═══ ENTRIES ═══
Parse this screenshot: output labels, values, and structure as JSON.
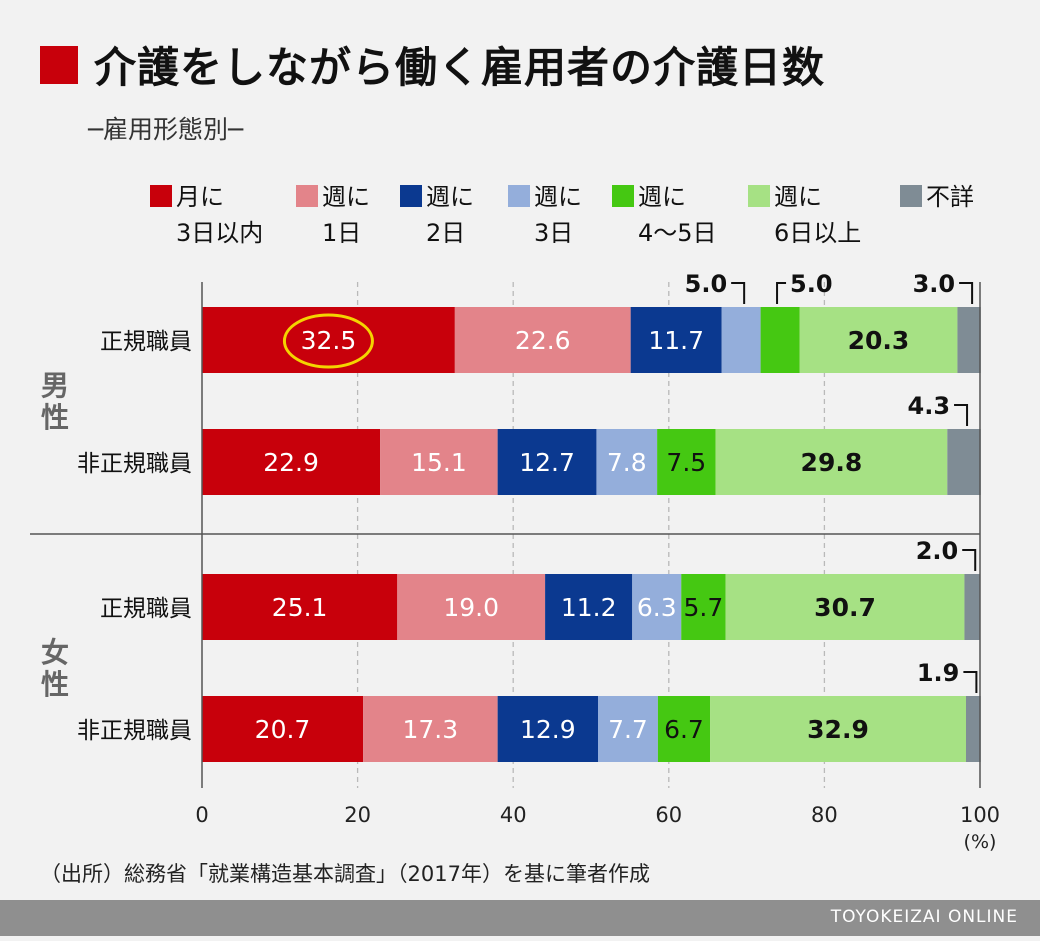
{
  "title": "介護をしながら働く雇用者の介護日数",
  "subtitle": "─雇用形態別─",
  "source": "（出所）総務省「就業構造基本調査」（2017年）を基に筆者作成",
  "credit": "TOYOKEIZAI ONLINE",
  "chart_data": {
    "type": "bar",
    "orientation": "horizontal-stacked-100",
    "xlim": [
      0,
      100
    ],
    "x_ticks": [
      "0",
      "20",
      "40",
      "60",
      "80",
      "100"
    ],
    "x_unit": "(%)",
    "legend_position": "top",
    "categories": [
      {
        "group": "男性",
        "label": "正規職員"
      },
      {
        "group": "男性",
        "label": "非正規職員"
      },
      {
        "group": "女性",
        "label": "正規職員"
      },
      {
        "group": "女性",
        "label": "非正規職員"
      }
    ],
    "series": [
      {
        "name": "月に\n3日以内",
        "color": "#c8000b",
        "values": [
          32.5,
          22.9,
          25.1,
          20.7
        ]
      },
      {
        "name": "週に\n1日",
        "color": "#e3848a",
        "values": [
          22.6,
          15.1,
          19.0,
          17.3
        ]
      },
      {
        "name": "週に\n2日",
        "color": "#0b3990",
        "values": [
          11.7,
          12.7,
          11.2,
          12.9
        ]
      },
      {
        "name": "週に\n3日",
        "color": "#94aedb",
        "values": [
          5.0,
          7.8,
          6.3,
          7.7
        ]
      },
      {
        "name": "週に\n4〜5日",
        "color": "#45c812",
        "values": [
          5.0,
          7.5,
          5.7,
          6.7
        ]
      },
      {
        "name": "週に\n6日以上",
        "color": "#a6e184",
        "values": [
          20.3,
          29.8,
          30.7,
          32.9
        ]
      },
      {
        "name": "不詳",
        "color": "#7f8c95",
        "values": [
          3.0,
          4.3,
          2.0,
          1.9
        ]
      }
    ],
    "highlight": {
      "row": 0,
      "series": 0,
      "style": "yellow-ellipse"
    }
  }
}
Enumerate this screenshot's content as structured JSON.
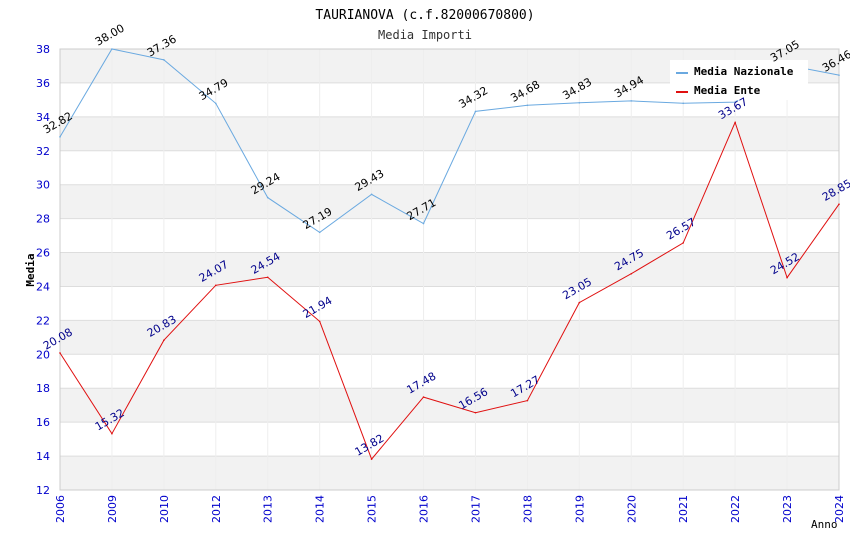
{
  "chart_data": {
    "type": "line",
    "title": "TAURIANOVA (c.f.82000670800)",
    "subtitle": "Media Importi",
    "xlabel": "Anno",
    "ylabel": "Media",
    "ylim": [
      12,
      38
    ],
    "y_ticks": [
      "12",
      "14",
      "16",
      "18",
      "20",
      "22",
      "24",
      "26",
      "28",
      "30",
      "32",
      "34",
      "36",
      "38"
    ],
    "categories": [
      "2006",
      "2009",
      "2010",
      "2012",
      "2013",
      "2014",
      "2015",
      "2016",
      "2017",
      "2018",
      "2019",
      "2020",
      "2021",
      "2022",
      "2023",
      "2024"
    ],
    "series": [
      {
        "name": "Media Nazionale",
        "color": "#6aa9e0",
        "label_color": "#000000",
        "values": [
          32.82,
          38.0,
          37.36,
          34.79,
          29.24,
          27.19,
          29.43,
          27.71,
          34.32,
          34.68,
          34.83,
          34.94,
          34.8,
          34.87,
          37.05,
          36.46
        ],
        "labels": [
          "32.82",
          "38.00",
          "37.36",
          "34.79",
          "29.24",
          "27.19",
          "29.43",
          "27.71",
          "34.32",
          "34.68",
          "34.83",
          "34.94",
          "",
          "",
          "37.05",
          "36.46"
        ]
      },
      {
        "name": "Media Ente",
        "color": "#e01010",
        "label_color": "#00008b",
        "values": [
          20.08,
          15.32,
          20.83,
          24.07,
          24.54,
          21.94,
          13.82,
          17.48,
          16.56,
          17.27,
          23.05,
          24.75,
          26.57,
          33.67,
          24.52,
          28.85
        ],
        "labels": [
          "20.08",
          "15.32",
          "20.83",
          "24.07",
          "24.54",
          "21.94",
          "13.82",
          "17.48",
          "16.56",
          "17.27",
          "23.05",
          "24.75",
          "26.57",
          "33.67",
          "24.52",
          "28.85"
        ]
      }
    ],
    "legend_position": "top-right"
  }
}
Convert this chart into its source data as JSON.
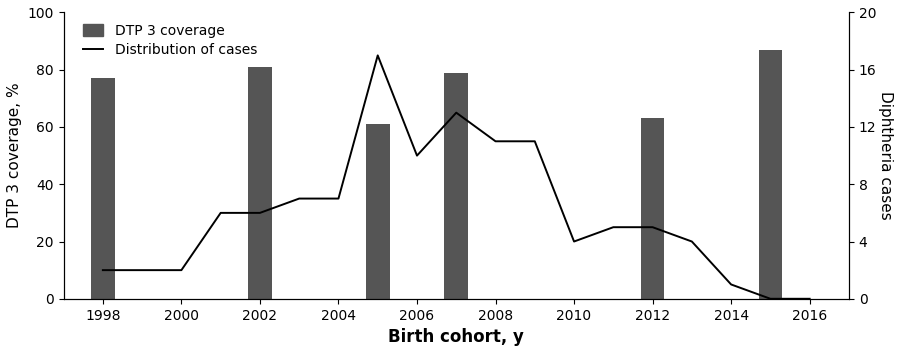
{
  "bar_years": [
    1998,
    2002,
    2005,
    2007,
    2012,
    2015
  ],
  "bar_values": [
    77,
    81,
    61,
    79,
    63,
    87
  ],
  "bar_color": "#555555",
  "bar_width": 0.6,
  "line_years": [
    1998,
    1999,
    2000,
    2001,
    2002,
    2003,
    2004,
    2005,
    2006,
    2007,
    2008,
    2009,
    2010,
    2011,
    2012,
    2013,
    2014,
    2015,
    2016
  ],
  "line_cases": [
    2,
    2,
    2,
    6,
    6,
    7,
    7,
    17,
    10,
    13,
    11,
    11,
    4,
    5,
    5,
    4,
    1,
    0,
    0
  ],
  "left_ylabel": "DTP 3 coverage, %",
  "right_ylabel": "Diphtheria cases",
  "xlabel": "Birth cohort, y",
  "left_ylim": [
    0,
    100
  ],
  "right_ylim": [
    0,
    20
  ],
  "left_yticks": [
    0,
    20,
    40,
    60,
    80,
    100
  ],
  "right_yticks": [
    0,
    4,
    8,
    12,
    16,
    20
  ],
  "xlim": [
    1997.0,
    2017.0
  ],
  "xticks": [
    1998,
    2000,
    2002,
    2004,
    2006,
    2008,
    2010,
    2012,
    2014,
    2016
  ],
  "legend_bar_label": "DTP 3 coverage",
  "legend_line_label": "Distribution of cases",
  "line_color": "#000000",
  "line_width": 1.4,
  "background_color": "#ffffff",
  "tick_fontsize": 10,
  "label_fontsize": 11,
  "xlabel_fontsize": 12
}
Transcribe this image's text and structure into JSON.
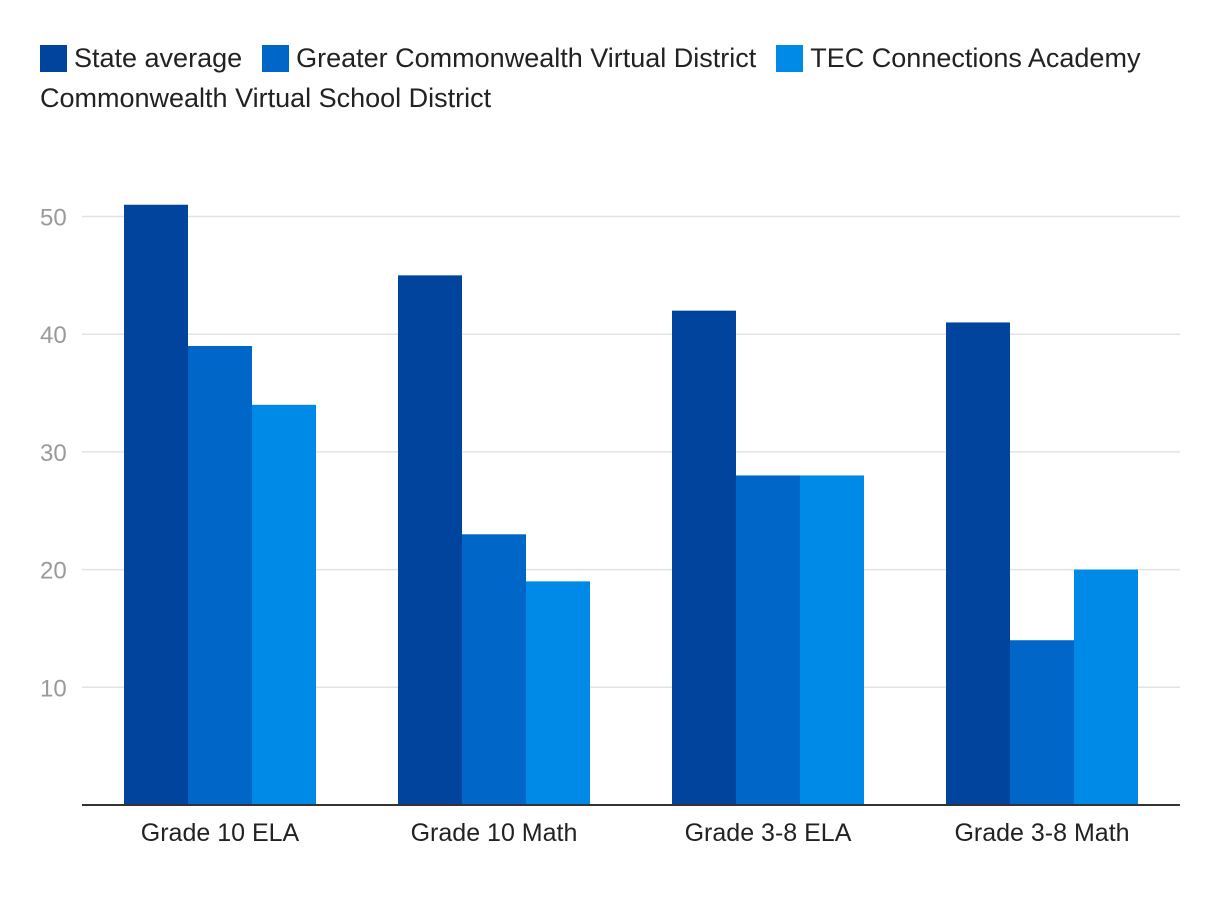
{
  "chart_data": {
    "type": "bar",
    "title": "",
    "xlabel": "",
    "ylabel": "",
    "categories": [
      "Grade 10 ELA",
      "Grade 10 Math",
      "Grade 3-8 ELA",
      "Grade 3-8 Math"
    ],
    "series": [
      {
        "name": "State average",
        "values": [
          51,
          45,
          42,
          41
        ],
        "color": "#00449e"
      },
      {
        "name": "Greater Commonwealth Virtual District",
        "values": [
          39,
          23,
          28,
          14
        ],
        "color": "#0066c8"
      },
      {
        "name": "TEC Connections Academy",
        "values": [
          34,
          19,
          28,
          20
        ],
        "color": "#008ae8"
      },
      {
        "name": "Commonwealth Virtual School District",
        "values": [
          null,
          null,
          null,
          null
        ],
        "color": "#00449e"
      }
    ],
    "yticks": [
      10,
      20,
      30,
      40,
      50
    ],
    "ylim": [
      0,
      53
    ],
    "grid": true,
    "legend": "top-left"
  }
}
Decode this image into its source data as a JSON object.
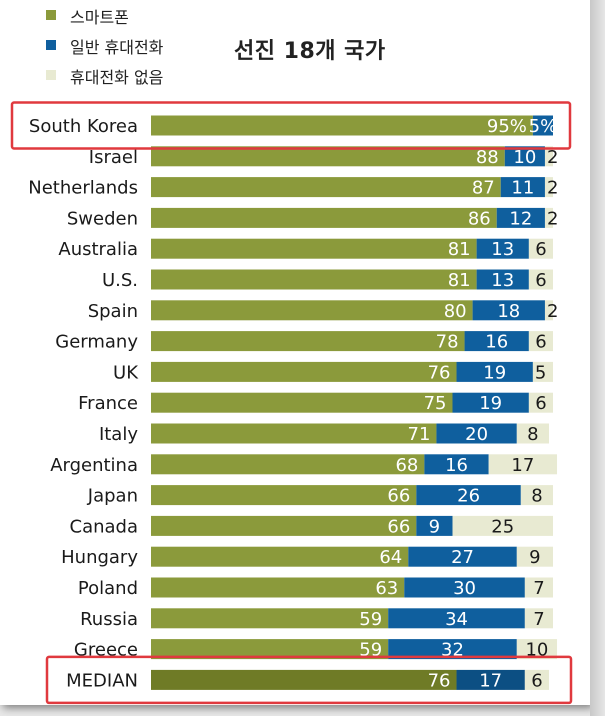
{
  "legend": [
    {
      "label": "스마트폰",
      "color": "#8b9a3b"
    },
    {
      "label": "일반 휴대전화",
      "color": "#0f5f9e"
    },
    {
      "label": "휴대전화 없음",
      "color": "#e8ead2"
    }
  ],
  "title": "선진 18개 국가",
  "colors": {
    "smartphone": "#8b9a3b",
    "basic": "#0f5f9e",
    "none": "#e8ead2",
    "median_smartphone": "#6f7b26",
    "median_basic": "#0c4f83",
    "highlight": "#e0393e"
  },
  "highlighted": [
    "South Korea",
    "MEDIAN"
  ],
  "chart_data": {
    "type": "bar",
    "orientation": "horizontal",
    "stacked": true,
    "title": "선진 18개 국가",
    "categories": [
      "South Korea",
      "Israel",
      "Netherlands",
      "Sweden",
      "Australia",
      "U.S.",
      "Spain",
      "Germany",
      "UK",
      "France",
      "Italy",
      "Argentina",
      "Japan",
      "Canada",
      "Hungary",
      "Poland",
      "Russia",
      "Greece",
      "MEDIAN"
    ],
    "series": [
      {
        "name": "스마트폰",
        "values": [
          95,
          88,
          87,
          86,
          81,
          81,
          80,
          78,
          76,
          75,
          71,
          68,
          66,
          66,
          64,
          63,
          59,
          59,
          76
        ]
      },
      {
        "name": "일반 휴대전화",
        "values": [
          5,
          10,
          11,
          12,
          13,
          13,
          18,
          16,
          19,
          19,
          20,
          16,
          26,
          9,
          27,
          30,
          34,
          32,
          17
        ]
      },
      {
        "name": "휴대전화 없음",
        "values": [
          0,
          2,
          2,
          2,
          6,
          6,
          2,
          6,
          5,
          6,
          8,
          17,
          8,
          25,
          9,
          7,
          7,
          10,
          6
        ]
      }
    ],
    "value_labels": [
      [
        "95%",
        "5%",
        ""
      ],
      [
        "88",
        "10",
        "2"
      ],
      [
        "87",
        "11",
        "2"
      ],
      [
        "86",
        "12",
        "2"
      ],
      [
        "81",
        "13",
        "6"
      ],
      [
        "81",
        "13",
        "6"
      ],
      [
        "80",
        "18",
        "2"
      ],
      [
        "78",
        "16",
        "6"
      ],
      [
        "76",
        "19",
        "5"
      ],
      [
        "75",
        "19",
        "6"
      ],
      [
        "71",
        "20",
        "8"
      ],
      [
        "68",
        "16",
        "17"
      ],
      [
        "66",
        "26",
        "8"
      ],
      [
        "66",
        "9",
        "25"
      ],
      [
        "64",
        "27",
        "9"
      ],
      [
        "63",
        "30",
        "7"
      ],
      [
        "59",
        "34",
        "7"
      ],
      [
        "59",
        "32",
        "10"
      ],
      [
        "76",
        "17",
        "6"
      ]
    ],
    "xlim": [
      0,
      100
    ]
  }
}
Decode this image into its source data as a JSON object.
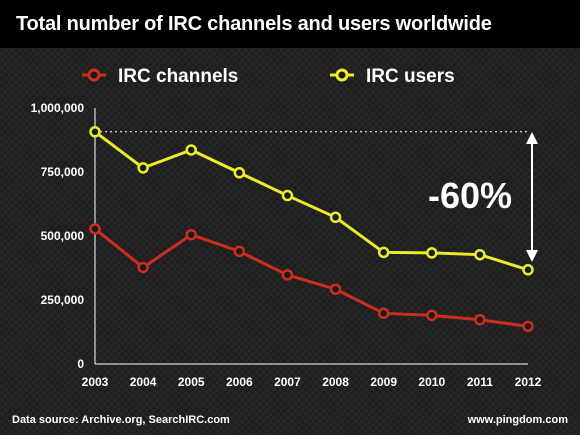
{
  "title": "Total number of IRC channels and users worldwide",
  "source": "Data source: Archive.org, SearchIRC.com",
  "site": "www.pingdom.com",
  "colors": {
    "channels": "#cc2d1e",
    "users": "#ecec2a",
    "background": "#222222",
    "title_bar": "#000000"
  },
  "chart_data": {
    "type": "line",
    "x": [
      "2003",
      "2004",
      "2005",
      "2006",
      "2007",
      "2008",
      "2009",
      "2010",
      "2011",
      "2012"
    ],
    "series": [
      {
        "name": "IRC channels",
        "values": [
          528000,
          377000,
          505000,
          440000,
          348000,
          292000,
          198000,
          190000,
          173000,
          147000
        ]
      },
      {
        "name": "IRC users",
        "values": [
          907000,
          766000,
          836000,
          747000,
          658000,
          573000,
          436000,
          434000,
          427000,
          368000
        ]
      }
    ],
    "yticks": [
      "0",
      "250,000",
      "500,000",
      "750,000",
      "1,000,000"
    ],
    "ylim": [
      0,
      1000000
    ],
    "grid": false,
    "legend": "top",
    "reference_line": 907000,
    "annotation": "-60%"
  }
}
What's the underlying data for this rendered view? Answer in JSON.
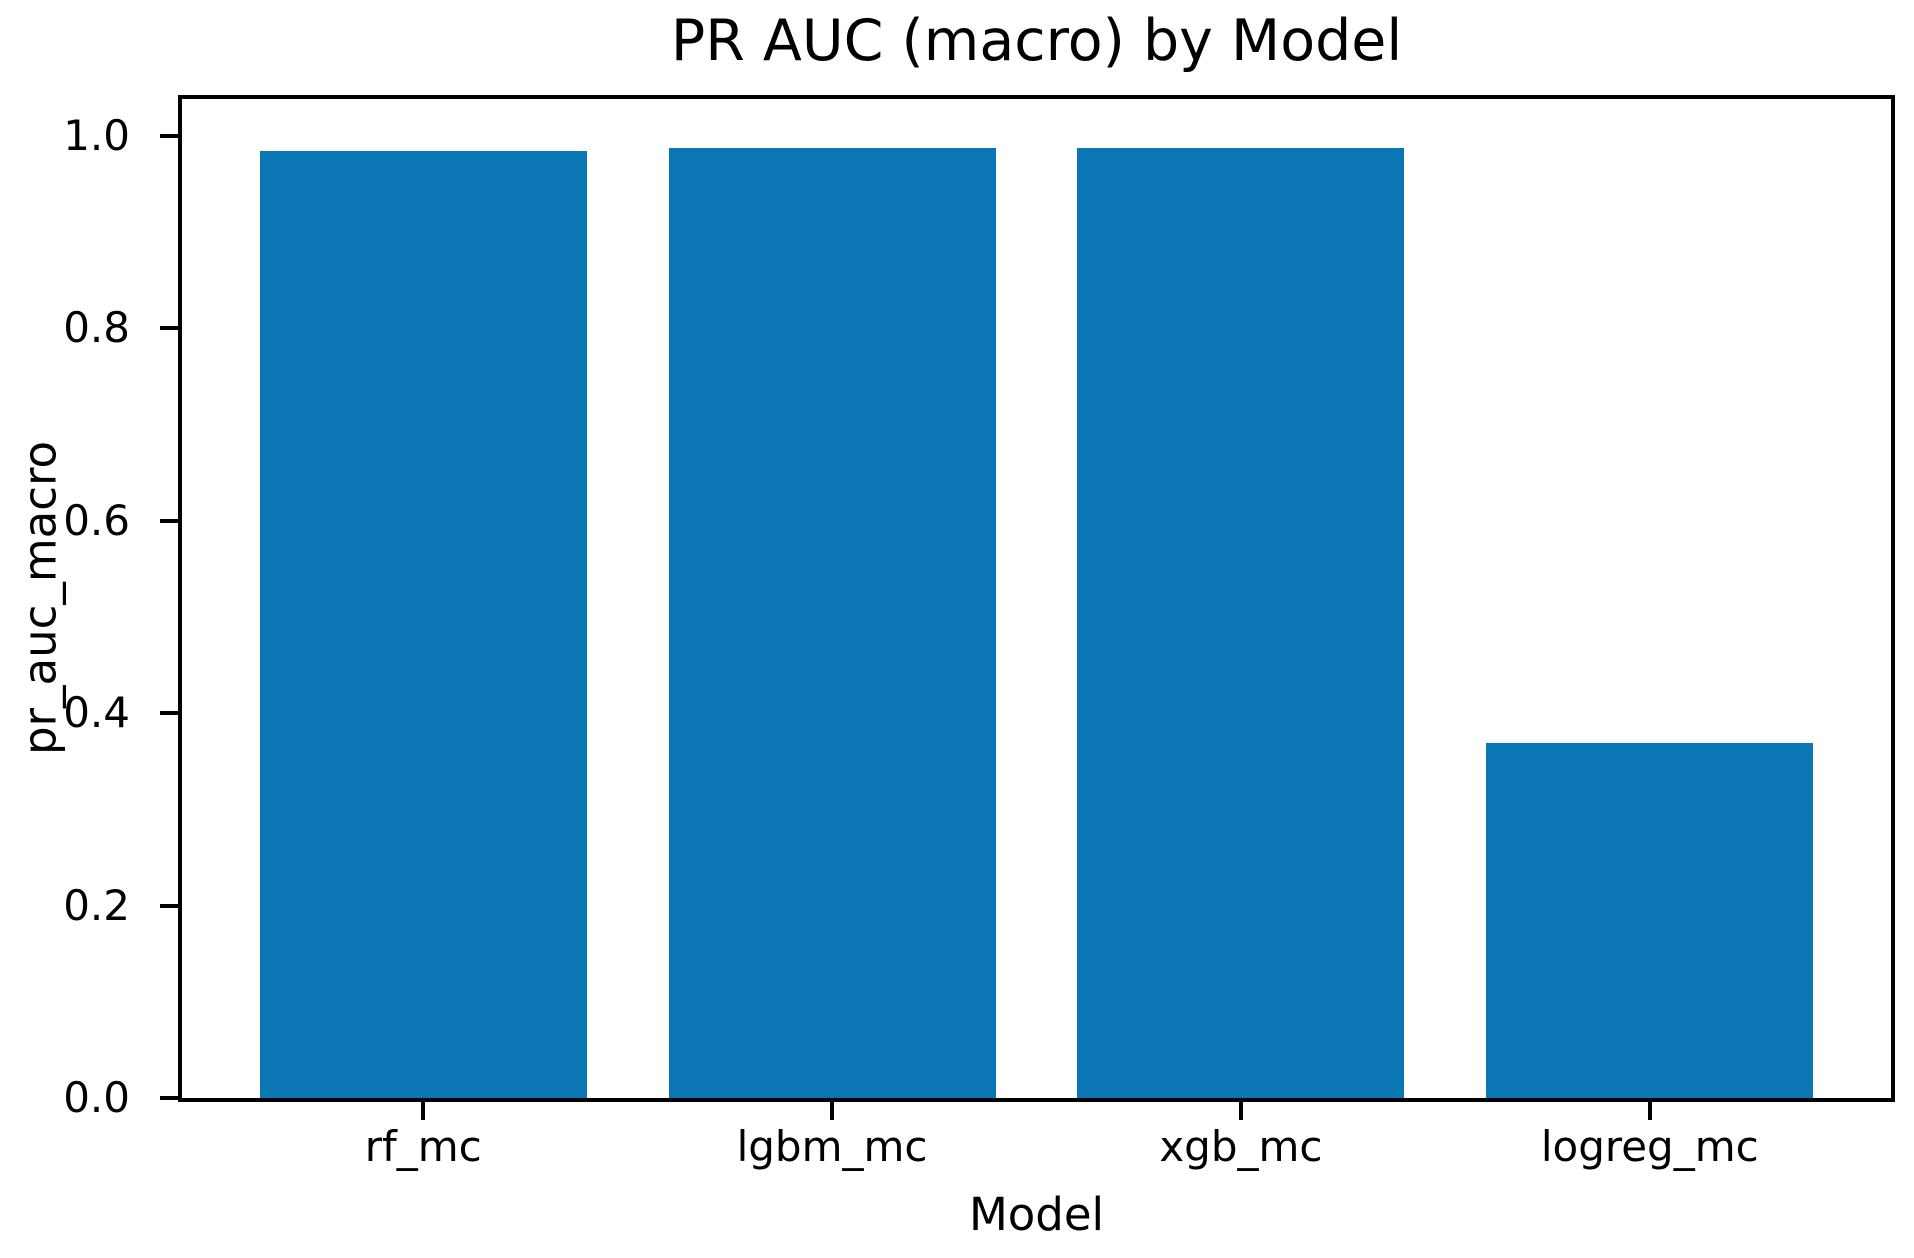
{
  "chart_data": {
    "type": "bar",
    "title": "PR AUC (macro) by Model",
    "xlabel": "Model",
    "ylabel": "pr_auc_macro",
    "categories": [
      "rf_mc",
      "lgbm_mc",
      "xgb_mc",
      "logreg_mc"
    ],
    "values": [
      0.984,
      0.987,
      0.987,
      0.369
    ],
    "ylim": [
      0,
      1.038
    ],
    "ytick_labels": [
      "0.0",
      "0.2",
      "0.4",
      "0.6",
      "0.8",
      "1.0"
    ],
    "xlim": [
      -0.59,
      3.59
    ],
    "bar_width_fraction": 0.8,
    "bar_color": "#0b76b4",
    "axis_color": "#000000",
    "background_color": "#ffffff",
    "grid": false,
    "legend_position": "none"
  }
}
═══
▶ **STATED GOAL**: Gather all lines of the records that include the word "Commonwealth".

▶ **WRITTEN ANSWER**:
        "name": "Greater Commonwealth Virtual District",
        "name": "Commonwealth Virtual School District",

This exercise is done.